- [Quelle]
>>

Eine Formel, ein Bauteil, eine Maschine, ein Mensch oder auch eine Kooperation – Transfer, die „dritte Mission“ der Universitäten, hat viele unterschiedliche Facetten, aber stets ein und dasselbe Ziel: Das Wissen, das aus der Forschung heraus entsteht, zu nutzen und für Wirtschaft und Gesellschaft nutzbar zu machen. Prof. Dr. Carola Jungwirth, Prof. Dr. Tomas Sauer und Dr. Günther Hribek im Gespräch über Neugier, Vertrauen und die Kunst, Brücken zu bauen. 

Titel-Interview aus der Ausgabe 02/2018 des Campus Passau Magazin zum Thema "Die Dritte Mission - Wissens- und Technologietransfer an der Universität Passau".

 

Wie wird Transfer an der Universität Passau verstanden? 

Prof. Dr. Carola Jungwirth: Die Universität Passau hat eine stark sozial- und geisteswissenschaftliche Ausrichtung. Deshalb ist unser Transferbegriff sehr umfassend und beinhaltet jede Übertragung von Wissen, das an der Universität entsteht, in die Gesellschaft hinein. Natürlich zählen wir dazu auch die Gewinnung von technischem Wissen aus den universitären Forschungsergebnissen.

<<

- [Daten]
>>

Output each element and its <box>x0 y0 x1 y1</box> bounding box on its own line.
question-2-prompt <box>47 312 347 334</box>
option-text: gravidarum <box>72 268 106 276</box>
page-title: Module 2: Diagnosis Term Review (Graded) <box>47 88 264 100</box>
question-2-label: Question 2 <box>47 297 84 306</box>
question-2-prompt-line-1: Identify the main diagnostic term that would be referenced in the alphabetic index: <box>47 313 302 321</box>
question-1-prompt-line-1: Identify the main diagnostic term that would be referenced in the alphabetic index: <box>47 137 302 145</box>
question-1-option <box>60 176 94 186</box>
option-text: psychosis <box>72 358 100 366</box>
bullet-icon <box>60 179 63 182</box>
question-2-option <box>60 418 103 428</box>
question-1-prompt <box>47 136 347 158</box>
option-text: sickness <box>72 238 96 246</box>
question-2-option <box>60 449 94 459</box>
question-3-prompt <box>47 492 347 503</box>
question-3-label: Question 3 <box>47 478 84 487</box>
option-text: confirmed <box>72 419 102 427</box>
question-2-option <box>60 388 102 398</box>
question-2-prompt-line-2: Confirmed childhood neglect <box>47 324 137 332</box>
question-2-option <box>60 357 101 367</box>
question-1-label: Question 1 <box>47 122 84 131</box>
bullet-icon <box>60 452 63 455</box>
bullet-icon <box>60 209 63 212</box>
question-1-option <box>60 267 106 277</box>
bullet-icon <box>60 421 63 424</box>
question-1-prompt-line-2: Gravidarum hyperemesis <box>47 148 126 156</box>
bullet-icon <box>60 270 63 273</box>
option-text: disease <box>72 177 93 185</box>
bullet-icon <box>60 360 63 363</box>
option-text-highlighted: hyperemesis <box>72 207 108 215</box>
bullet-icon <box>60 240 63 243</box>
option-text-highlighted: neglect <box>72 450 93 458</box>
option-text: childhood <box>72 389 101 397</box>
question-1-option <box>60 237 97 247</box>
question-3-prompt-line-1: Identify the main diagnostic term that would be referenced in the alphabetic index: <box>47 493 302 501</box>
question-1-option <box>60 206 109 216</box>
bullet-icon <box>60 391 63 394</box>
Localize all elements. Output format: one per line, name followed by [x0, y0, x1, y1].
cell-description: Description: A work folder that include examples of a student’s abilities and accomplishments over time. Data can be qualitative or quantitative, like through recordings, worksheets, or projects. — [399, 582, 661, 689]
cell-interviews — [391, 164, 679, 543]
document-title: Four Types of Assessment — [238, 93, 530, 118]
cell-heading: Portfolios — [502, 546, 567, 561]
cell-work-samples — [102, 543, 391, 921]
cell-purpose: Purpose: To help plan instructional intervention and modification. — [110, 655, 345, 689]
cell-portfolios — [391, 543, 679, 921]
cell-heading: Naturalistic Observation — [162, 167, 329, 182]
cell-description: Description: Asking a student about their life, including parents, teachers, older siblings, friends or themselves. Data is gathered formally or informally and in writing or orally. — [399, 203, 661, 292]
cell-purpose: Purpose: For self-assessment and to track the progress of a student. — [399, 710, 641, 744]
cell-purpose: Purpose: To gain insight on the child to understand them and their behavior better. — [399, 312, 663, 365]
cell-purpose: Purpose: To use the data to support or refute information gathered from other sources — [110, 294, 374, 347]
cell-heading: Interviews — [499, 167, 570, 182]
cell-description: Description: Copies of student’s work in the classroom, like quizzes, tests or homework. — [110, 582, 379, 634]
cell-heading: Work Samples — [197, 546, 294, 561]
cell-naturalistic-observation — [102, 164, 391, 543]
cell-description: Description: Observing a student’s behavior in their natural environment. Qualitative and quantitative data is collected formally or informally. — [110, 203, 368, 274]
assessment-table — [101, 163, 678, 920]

<<

- [Deine Aufgabe] Schreib den Text über Wissenstransfer an der Universität Passau vollständig und Wort für Wort ab.

- [Lösung]
Eine Formel, ein Bauteil, eine Maschine, ein Mensch oder auch eine Kooperation – Transfer, die „dritte Mission“ der Universitäten, hat viele unterschiedliche Facetten, aber stets ein und dasselbe Ziel: Das Wissen, das aus der Forschung heraus entsteht, zu nutzen und für Wirtschaft und Gesellschaft nutzbar zu machen. Prof. Dr. Carola Jungwirth, Prof. Dr. Tomas Sauer und Dr. Günther Hribek im Gespräch über Neugier, Vertrauen und die Kunst, Brücken zu bauen. 

Titel-Interview aus der Ausgabe 02/2018 des Campus Passau Magazin zum Thema "Die Dritte Mission - Wissens- und Technologietransfer an der Universität Passau".

 

Wie wird Transfer an der Universität Passau verstanden? 

Prof. Dr. Carola Jungwirth: Die Universität Passau hat eine stark sozial- und geisteswissenschaftliche Ausrichtung. Deshalb ist unser Transferbegriff sehr umfassend und beinhaltet jede Übertragung von Wissen, das an der Universität entsteht, in die Gesellschaft hinein. Natürlich zählen wir dazu auch die Gewinnung von technischem Wissen aus den universitären Forschungsergebnissen.